## Document text

<<<<

I'm using Kafka version In my cluster, I've 4 nodes running Kafka
of which 3 nodes also running Zookeeper. I've a few producer processes that
publish to Kafka and multiple consumer processes, a streaming engine
(Spark) that ingests from Kafka and also publishes data to Kafka, and a
distributed data store (Druid) which reads all messages from Kafka and
stores in the DB. Druid also uses the same Zookeeper cluster being used by
Kafka for cluster state management.

*Kafka Configs:*
1) No replication being used
2) Number of network threads 30
3) Number of IO threads 8
4) Machines have 64GB RAM and 16 cores
5) 3 topics with 64 partitions per topic


1) *Partitions going offline*
I frequently see partitions going offline because of which the scheduling
delay of the Spark application increases and input rate gets jittery. I
tried enabling replication too to see if it helped with the problem. It
didn't quite make a difference. What could be the cause of this issue? Lack
of resources or cluster misconfigurations? Can the cause be large number of
receiver processes?

*2) Colocation of Zookeeper and Kafka:*
As I mentioned above, I'm running 3 nodes with both Zookeeper and Kafka
colocated. Both the components are containerized, so they are running
inside docker containers. I found a few blogs that suggested not colocating
them for performance reasons. Is it necessary to run them on dedicated

*3) Using same Zookeeper cluster across different components*
In my cluster, I use the same Zookeeper cluster for state management of the
Kafka cluster and the Druid cluster. Could this cause instability of the
overall system?

>>>>

## Data listing

<<<<

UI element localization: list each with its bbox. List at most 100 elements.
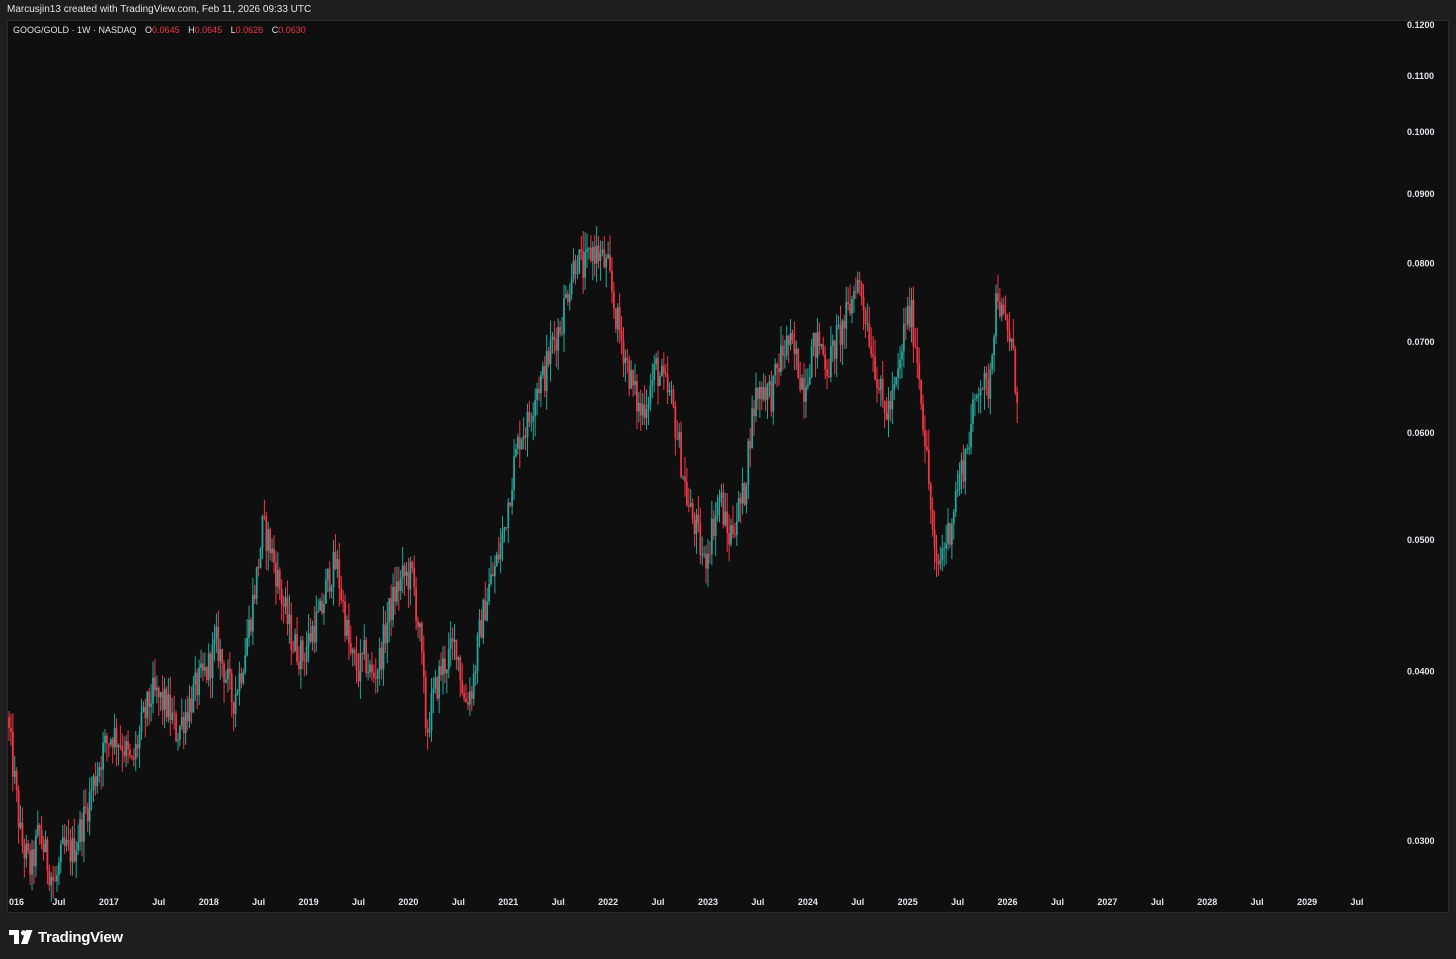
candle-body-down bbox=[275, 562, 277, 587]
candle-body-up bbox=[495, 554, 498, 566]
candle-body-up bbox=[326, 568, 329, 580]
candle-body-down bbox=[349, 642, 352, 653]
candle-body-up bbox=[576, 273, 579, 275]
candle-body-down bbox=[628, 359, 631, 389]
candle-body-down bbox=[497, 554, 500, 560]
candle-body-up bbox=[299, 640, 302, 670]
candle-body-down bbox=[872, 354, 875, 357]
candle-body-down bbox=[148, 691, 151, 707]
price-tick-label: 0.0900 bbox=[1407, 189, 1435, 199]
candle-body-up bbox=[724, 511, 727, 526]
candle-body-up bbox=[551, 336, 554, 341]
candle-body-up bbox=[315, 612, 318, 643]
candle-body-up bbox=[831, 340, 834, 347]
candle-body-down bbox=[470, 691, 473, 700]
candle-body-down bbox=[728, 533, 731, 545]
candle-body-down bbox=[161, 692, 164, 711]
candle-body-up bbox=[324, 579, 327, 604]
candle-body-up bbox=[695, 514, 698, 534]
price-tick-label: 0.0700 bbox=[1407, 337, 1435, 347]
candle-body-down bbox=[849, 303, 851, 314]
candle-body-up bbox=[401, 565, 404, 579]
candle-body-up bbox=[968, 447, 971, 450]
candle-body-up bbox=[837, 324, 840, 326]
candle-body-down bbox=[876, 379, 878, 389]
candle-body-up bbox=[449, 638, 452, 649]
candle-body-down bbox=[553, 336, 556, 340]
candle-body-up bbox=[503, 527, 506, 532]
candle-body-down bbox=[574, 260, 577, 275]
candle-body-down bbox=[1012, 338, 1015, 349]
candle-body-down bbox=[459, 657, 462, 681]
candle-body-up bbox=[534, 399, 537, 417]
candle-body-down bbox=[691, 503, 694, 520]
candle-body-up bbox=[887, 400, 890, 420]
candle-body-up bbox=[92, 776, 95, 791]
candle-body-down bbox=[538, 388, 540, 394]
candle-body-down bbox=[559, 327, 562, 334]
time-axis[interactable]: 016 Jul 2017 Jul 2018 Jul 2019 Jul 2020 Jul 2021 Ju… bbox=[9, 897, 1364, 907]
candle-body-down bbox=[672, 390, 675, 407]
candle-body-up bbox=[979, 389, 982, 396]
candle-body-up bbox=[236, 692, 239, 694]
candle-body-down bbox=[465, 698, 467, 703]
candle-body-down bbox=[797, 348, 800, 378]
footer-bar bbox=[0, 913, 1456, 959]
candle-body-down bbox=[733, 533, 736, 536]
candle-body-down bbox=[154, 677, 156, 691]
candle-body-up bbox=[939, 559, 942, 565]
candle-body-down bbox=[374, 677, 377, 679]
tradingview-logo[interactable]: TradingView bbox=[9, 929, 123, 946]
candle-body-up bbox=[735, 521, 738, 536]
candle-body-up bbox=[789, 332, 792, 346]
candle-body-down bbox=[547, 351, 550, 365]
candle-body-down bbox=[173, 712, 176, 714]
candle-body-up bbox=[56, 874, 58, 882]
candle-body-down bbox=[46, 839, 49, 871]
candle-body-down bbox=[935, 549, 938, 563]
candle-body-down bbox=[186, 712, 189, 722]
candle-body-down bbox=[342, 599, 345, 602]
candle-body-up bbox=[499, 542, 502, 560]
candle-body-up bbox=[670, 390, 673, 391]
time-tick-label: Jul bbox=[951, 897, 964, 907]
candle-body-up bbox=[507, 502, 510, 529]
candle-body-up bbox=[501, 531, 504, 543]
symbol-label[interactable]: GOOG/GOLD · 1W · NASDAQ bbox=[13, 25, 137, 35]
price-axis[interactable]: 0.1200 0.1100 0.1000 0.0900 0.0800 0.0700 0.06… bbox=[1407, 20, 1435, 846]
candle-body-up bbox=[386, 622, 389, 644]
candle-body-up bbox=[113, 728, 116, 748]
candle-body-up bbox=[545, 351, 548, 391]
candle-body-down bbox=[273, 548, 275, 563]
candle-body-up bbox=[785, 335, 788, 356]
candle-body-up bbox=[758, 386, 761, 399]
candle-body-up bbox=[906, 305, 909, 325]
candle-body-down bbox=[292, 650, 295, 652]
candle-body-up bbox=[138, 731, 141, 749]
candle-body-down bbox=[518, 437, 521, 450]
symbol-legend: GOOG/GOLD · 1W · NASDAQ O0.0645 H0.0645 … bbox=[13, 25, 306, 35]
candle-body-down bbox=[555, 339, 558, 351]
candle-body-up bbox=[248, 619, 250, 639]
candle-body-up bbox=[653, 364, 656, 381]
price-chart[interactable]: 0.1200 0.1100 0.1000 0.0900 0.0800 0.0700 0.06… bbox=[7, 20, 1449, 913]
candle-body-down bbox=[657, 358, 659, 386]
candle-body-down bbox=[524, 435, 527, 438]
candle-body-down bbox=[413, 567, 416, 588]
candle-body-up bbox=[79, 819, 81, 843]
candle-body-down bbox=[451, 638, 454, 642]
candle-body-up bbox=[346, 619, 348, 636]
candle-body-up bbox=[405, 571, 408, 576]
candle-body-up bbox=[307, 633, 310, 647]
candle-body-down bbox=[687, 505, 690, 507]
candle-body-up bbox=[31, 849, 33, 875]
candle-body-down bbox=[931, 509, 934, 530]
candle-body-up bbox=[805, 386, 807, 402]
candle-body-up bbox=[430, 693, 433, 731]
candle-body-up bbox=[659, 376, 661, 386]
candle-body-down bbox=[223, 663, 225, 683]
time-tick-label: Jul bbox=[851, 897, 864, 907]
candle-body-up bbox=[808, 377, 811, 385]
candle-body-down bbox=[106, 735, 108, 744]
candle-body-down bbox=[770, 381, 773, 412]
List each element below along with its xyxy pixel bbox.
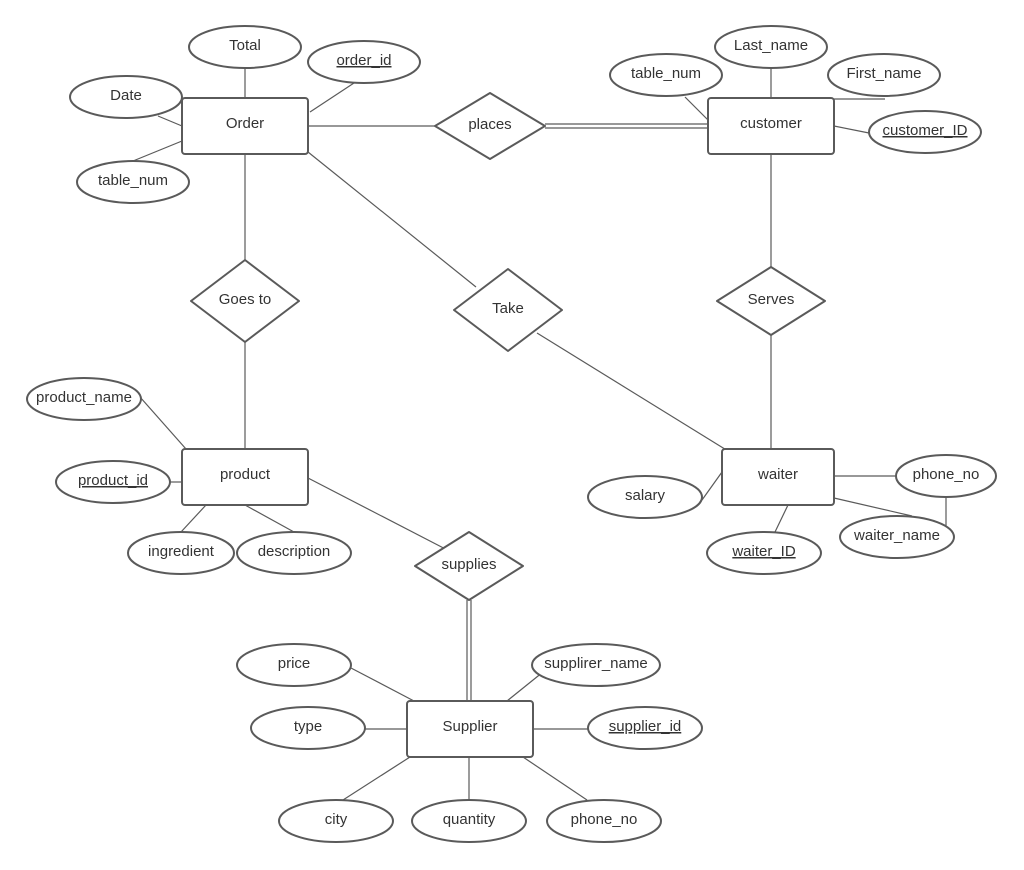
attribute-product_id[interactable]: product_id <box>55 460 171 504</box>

>>>>

## Required tasks
1. Answer these questions from the Kafka post:
(a) Of the four Kafka nodes, how many also run Zookeeper?
(b) How many partitions does each topic have?
(c) Which two clusters share the same Zookeeper cluster for state management?
2. Repeat word for word the part of the Kafka post that opens with the words containing "I'm using Kafka" and closes with "cluster state management.".
The listing is separate material and is not part of the Kafka post.

## Answers to the tasks
1.
(a) Three.
(b) 64.
(c) The Kafka cluster and the Druid cluster.

2.
I'm using Kafka version In my cluster, I've 4 nodes running Kafka
of which 3 nodes also running Zookeeper. I've a few producer processes that
publish to Kafka and multiple consumer processes, a streaming engine
(Spark) that ingests from Kafka and also publishes data to Kafka, and a
distributed data store (Druid) which reads all messages from Kafka and
stores in the DB. Druid also uses the same Zookeeper cluster being used by
Kafka for cluster state management.